* Short exercise *
Extract all lines containing "Community".

* Dataset entries *
::::
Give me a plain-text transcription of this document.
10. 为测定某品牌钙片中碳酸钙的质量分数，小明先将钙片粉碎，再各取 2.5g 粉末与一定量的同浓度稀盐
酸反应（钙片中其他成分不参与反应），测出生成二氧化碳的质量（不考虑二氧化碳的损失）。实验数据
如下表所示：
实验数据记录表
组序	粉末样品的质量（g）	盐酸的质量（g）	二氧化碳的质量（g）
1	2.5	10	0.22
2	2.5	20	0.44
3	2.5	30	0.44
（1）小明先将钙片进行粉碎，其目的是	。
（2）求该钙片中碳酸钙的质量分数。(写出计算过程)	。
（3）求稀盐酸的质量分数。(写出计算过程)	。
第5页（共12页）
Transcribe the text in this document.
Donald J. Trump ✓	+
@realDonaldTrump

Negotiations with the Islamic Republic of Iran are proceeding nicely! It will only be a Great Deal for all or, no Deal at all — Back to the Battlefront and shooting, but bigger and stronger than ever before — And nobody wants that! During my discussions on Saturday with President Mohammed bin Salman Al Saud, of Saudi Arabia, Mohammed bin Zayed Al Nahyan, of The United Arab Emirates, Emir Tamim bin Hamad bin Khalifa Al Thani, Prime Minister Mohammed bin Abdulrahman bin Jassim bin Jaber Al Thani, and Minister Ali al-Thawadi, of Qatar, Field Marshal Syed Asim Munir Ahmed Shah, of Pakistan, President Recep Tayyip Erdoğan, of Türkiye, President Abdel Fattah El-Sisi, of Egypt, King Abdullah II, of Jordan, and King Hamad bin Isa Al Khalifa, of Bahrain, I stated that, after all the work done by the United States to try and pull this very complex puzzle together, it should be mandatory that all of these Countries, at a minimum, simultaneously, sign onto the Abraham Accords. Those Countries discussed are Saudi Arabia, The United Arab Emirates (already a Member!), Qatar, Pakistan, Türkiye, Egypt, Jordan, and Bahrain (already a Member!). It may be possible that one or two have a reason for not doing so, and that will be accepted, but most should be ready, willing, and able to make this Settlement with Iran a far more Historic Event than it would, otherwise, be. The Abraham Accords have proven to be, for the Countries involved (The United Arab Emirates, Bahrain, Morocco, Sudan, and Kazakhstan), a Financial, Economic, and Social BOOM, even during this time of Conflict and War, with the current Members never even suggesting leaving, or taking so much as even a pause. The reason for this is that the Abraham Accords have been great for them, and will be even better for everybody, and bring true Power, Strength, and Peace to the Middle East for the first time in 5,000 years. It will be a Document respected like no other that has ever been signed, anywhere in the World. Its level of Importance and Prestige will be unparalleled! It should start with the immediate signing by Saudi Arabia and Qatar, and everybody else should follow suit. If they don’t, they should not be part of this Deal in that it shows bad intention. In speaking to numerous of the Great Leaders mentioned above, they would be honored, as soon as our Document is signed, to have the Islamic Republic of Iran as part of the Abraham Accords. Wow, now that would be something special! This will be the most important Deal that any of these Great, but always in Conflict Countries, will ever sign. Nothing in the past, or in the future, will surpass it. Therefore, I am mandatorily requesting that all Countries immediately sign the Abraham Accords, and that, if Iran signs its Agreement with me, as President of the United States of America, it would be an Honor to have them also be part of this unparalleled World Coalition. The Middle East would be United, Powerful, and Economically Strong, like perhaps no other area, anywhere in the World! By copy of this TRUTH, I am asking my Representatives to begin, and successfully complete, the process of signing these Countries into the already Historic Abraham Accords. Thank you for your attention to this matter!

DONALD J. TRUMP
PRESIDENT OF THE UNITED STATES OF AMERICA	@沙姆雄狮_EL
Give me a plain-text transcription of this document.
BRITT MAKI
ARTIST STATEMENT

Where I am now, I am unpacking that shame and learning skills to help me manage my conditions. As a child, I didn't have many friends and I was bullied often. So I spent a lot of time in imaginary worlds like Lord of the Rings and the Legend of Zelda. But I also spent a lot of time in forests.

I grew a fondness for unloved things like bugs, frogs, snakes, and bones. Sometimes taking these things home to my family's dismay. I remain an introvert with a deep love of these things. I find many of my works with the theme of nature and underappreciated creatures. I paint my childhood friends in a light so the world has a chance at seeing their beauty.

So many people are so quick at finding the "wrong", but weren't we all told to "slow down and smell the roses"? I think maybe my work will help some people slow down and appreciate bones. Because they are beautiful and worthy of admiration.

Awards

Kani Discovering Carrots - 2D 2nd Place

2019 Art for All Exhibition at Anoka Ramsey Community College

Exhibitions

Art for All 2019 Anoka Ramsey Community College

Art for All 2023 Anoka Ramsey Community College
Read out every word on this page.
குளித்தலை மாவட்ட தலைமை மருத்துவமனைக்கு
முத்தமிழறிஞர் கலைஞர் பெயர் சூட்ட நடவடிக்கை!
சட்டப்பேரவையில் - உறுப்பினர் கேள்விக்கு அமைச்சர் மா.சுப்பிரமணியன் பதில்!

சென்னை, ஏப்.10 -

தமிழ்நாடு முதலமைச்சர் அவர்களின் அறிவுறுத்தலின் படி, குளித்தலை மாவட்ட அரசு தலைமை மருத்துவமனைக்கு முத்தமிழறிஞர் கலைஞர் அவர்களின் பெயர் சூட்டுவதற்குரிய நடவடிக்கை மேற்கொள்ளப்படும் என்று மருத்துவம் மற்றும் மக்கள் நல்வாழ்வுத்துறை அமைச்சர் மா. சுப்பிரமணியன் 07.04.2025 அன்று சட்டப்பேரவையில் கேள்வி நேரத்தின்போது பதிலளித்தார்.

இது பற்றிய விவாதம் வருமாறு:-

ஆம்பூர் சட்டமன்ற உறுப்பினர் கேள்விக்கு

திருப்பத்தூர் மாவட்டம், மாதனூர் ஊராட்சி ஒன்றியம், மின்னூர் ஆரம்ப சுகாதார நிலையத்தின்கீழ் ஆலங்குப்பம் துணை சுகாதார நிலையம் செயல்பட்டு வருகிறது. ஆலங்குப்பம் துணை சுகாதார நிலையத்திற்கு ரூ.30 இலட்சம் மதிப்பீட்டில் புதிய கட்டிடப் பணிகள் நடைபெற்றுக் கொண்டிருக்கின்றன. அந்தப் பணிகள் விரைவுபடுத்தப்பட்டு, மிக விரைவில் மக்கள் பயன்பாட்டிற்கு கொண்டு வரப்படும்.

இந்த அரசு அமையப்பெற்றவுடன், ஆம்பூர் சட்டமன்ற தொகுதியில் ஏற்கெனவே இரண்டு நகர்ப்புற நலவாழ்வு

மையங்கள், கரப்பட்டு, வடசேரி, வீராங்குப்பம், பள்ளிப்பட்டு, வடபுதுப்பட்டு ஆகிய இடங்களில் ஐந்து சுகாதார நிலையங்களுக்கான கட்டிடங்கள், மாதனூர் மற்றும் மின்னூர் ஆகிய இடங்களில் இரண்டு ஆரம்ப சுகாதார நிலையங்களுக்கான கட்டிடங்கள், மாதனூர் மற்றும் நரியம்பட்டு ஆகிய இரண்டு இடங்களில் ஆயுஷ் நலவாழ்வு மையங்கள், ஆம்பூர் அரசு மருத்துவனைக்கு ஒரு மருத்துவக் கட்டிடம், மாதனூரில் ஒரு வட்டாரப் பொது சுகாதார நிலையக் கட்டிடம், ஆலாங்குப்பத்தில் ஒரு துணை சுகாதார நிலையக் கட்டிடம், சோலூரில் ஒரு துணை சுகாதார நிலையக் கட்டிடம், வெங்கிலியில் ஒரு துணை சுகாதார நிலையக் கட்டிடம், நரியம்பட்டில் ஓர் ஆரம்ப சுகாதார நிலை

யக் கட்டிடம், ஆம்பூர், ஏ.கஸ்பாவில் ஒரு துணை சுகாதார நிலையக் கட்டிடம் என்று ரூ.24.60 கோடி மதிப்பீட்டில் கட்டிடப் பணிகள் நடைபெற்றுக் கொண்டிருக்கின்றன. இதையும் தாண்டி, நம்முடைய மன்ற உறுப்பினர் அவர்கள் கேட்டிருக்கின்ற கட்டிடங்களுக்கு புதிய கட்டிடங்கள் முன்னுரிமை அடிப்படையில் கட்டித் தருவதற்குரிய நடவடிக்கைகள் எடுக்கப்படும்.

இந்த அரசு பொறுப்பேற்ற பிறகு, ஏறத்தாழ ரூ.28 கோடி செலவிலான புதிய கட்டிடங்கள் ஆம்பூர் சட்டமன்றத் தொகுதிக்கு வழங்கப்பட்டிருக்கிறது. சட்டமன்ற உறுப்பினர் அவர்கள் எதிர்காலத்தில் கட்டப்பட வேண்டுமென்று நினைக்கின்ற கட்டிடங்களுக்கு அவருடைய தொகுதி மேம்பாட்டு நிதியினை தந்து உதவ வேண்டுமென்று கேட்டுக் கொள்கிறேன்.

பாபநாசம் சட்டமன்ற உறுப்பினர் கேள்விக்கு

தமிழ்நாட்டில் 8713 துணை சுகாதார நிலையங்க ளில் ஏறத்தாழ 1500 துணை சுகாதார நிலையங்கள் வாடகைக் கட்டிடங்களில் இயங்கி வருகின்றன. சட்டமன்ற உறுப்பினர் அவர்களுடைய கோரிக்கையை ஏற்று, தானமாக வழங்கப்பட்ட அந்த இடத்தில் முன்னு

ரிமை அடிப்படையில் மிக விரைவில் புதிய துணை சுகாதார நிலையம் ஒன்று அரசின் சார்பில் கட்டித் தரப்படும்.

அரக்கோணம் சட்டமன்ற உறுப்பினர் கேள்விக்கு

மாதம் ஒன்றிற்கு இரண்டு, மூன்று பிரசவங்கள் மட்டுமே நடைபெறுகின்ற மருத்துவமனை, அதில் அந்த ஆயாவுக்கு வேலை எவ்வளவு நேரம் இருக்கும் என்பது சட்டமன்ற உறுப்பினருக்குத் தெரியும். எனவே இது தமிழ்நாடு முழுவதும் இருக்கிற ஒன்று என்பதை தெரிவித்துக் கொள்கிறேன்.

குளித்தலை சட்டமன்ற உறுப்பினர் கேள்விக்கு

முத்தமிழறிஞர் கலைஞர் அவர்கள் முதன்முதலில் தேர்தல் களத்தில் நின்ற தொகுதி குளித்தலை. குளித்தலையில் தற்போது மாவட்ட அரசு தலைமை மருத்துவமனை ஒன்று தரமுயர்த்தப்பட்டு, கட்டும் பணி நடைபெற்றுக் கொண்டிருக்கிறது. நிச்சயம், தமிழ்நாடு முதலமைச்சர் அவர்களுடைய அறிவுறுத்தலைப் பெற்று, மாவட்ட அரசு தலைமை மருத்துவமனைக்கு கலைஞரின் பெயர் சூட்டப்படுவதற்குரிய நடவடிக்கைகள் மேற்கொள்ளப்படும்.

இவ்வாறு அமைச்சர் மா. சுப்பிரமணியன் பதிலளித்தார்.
::::
* Answer below *
2019 Art for All Exhibition at Anoka Ramsey Community College
Art for All 2019 Anoka Ramsey Community College
Art for All 2023 Anoka Ramsey Community College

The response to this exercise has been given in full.